TASK BRIEF:
Send back all the data below, exactly as given.

--- begin ---

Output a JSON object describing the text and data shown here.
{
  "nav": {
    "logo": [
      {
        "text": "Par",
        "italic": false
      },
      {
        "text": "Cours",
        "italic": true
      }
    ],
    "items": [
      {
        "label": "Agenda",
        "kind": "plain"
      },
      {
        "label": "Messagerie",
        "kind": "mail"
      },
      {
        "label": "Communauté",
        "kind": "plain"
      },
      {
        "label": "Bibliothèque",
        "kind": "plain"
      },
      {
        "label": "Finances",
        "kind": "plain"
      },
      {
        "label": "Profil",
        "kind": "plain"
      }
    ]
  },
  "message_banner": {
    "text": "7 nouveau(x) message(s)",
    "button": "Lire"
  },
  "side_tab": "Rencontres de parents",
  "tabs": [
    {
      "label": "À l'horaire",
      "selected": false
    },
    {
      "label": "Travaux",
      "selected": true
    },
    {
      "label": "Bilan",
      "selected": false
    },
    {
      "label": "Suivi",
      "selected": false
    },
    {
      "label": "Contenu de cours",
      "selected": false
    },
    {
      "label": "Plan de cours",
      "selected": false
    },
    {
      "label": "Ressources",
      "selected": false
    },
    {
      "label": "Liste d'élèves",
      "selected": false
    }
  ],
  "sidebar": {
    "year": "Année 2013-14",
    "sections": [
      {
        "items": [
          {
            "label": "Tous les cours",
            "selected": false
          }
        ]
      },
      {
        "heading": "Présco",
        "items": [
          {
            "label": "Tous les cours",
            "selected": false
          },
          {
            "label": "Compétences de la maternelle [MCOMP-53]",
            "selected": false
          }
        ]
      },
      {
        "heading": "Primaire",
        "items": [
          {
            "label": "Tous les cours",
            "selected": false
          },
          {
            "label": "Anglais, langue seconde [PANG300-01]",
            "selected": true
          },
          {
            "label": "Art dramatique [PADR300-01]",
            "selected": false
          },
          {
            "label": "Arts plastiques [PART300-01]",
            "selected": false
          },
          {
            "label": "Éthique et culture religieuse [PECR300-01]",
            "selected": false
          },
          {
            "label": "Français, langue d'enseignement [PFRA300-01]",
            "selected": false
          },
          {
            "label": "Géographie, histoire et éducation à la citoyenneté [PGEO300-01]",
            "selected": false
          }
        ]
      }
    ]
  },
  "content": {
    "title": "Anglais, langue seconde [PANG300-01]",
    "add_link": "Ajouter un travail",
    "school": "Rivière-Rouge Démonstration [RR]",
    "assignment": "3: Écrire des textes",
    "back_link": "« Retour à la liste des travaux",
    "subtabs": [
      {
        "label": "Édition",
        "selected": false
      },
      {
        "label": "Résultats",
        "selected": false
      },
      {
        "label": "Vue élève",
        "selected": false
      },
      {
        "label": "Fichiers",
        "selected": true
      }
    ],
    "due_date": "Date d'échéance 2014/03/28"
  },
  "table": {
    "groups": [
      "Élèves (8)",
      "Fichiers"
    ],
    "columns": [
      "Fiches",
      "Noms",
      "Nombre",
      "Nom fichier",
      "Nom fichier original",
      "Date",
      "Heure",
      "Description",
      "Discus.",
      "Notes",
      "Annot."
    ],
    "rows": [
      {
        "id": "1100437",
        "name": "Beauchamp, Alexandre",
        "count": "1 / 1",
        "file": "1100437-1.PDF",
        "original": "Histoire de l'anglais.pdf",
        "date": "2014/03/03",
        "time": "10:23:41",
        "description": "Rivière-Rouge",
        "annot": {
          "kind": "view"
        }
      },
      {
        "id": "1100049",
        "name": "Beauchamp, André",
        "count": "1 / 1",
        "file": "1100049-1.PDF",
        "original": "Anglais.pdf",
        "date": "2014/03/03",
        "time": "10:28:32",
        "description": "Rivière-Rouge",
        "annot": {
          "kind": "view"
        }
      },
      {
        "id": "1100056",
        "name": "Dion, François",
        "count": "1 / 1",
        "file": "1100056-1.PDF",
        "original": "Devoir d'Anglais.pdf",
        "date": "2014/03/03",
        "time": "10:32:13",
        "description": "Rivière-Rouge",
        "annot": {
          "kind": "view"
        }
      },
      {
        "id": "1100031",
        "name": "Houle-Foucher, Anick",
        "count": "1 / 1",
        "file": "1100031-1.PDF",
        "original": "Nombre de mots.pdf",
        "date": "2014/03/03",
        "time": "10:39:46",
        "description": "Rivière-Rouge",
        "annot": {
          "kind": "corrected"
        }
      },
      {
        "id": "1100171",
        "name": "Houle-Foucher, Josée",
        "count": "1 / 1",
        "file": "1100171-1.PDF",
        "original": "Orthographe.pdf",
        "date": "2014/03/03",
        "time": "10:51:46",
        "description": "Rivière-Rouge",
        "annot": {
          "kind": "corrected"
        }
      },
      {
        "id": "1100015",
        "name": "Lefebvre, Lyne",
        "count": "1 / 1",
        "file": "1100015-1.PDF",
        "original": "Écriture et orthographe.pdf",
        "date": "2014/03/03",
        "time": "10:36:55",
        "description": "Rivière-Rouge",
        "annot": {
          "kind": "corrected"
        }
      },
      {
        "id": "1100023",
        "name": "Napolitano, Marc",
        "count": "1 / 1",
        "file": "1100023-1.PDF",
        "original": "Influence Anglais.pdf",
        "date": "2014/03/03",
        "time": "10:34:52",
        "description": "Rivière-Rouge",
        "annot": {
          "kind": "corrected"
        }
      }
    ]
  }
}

--- end ---

THE ANSWER:
Output a JSON object describing the text and data shown here.
{
  "nav": {
    "logo": [
      {
        "text": "Par",
        "italic": false
      },
      {
        "text": "Cours",
        "italic": true
      }
    ],
    "items": [
      {
        "label": "Agenda",
        "kind": "plain"
      },
      {
        "label": "Messagerie",
        "kind": "mail"
      },
      {
        "label": "Communauté",
        "kind": "plain"
      },
      {
        "label": "Bibliothèque",
        "kind": "plain"
      },
      {
        "label": "Finances",
        "kind": "plain"
      },
      {
        "label": "Profil",
        "kind": "plain"
      }
    ]
  },
  "message_banner": {
    "text": "7 nouveau(x) message(s)",
    "button": "Lire"
  },
  "side_tab": "Rencontres de parents",
  "tabs": [
    {
      "label": "À l'horaire",
      "selected": false
    },
    {
      "label": "Travaux",
      "selected": true
    },
    {
      "label": "Bilan",
      "selected": false
    },
    {
      "label": "Suivi",
      "selected": false
    },
    {
      "label": "Contenu de cours",
      "selected": false
    },
    {
      "label": "Plan de cours",
      "selected": false
    },
    {
      "label": "Ressources",
      "selected": false
    },
    {
      "label": "Liste d'élèves",
      "selected": false
    }
  ],
  "sidebar": {
    "year": "Année 2013-14",
    "sections": [
      {
        "items": [
          {
            "label": "Tous les cours",
            "selected": false
          }
        ]
      },
      {
        "heading": "Présco",
        "items": [
          {
            "label": "Tous les cours",
            "selected": false
          },
          {
            "label": "Compétences de la maternelle [MCOMP-53]",
            "selected": false
          }
        ]
      },
      {
        "heading": "Primaire",
        "items": [
          {
            "label": "Tous les cours",
            "selected": false
          },
          {
            "label": "Anglais, langue seconde [PANG300-01]",
            "selected": true
          },
          {
            "label": "Art dramatique [PADR300-01]",
            "selected": false
          },
          {
            "label": "Arts plastiques [PART300-01]",
            "selected": false
          },
          {
            "label": "Éthique et culture religieuse [PECR300-01]",
            "selected": false
          },
          {
            "label": "Français, langue d'enseignement [PFRA300-01]",
            "selected": false
          },
          {
            "label": "Géographie, histoire et éducation à la citoyenneté [PGEO300-01]",
            "selected": false
          }
        ]
      }
    ]
  },
  "content": {
    "title": "Anglais, langue seconde [PANG300-01]",
    "add_link": "Ajouter un travail",
    "school": "Rivière-Rouge Démonstration [RR]",
    "assignment": "3: Écrire des textes",
    "back_link": "« Retour à la liste des travaux",
    "subtabs": [
      {
        "label": "Édition",
        "selected": false
      },
      {
        "label": "Résultats",
        "selected": false
      },
      {
        "label": "Vue élève",
        "selected": false
      },
      {
        "label": "Fichiers",
        "selected": true
      }
    ],
    "due_date": "Date d'échéance 2014/03/28"
  },
  "table": {
    "groups": [
      "Élèves (8)",
      "Fichiers"
    ],
    "columns": [
      "Fiches",
      "Noms",
      "Nombre",
      "Nom fichier",
      "Nom fichier original",
      "Date",
      "Heure",
      "Description",
      "Discus.",
      "Notes",
      "Annot."
    ],
    "rows": [
      {
        "id": "1100437",
        "name": "Beauchamp, Alexandre",
        "count": "1 / 1",
        "file": "1100437-1.PDF",
        "original": "Histoire de l'anglais.pdf",
        "date": "2014/03/03",
        "time": "10:23:41",
        "description": "Rivière-Rouge",
        "annot": {
          "kind": "view"
        }
      },
      {
        "id": "1100049",
        "name": "Beauchamp, André",
        "count": "1 / 1",
        "file": "1100049-1.PDF",
        "original": "Anglais.pdf",
        "date": "2014/03/03",
        "time": "10:28:32",
        "description": "Rivière-Rouge",
        "annot": {
          "kind": "view"
        }
      },
      {
        "id": "1100056",
        "name": "Dion, François",
        "count": "1 / 1",
        "file": "1100056-1.PDF",
        "original": "Devoir d'Anglais.pdf",
        "date": "2014/03/03",
        "time": "10:32:13",
        "description": "Rivière-Rouge",
        "annot": {
          "kind": "view"
        }
      },
      {
        "id": "1100031",
        "name": "Houle-Foucher, Anick",
        "count": "1 / 1",
        "file": "1100031-1.PDF",
        "original": "Nombre de mots.pdf",
        "date": "2014/03/03",
        "time": "10:39:46",
        "description": "Rivière-Rouge",
        "annot": {
          "kind": "corrected"
        }
      },
      {
        "id": "1100171",
        "name": "Houle-Foucher, Josée",
        "count": "1 / 1",
        "file": "1100171-1.PDF",
        "original": "Orthographe.pdf",
        "date": "2014/03/03",
        "time": "10:51:46",
        "description": "Rivière-Rouge",
        "annot": {
          "kind": "corrected"
        }
      },
      {
        "id": "1100015",
        "name": "Lefebvre, Lyne",
        "count": "1 / 1",
        "file": "1100015-1.PDF",
        "original": "Écriture et orthographe.pdf",
        "date": "2014/03/03",
        "time": "10:36:55",
        "description": "Rivière-Rouge",
        "annot": {
          "kind": "corrected"
        }
      },
      {
        "id": "1100023",
        "name": "Napolitano, Marc",
        "count": "1 / 1",
        "file": "1100023-1.PDF",
        "original": "Influence Anglais.pdf",
        "date": "2014/03/03",
        "time": "10:34:52",
        "description": "Rivière-Rouge",
        "annot": {
          "kind": "corrected"
        }
      }
    ]
  }
}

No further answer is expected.